# The task
Can you give all the records again without altering a single character?

** start Input material **

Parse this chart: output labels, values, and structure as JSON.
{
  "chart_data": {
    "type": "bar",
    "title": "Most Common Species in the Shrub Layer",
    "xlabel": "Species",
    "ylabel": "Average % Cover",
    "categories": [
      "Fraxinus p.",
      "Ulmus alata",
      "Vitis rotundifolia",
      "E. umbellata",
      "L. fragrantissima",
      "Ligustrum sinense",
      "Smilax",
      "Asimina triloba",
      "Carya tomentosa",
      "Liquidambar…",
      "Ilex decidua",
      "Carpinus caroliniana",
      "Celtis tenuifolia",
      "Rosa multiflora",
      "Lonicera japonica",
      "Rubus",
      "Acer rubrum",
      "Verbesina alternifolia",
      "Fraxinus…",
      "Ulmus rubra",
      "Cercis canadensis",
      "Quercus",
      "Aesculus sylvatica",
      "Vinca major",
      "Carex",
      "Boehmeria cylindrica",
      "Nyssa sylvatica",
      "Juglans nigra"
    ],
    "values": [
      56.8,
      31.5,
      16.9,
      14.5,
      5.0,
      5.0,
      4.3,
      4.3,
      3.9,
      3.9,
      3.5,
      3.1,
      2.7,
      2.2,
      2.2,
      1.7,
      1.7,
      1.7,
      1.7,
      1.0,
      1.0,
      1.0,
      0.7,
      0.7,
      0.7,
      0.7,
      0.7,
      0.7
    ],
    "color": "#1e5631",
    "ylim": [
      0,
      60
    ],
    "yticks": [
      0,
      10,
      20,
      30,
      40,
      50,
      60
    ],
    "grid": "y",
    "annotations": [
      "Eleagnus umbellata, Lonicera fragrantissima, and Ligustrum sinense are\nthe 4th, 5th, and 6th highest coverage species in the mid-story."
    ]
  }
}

** end Input material **

# Answer to this problem
Parse this chart: output labels, values, and structure as JSON.
{
  "chart_data": {
    "type": "bar",
    "title": "Most Common Species in the Shrub Layer",
    "xlabel": "Species",
    "ylabel": "Average % Cover",
    "categories": [
      "Fraxinus p.",
      "Ulmus alata",
      "Vitis rotundifolia",
      "E. umbellata",
      "L. fragrantissima",
      "Ligustrum sinense",
      "Smilax",
      "Asimina triloba",
      "Carya tomentosa",
      "Liquidambar…",
      "Ilex decidua",
      "Carpinus caroliniana",
      "Celtis tenuifolia",
      "Rosa multiflora",
      "Lonicera japonica",
      "Rubus",
      "Acer rubrum",
      "Verbesina alternifolia",
      "Fraxinus…",
      "Ulmus rubra",
      "Cercis canadensis",
      "Quercus",
      "Aesculus sylvatica",
      "Vinca major",
      "Carex",
      "Boehmeria cylindrica",
      "Nyssa sylvatica",
      "Juglans nigra"
    ],
    "values": [
      56.8,
      31.5,
      16.9,
      14.5,
      5.0,
      5.0,
      4.3,
      4.3,
      3.9,
      3.9,
      3.5,
      3.1,
      2.7,
      2.2,
      2.2,
      1.7,
      1.7,
      1.7,
      1.7,
      1.0,
      1.0,
      1.0,
      0.7,
      0.7,
      0.7,
      0.7,
      0.7,
      0.7
    ],
    "color": "#1e5631",
    "ylim": [
      0,
      60
    ],
    "yticks": [
      0,
      10,
      20,
      30,
      40,
      50,
      60
    ],
    "grid": "y",
    "annotations": [
      "Eleagnus umbellata, Lonicera fragrantissima, and Ligustrum sinense are\nthe 4th, 5th, and 6th highest coverage species in the mid-story."
    ]
  }
}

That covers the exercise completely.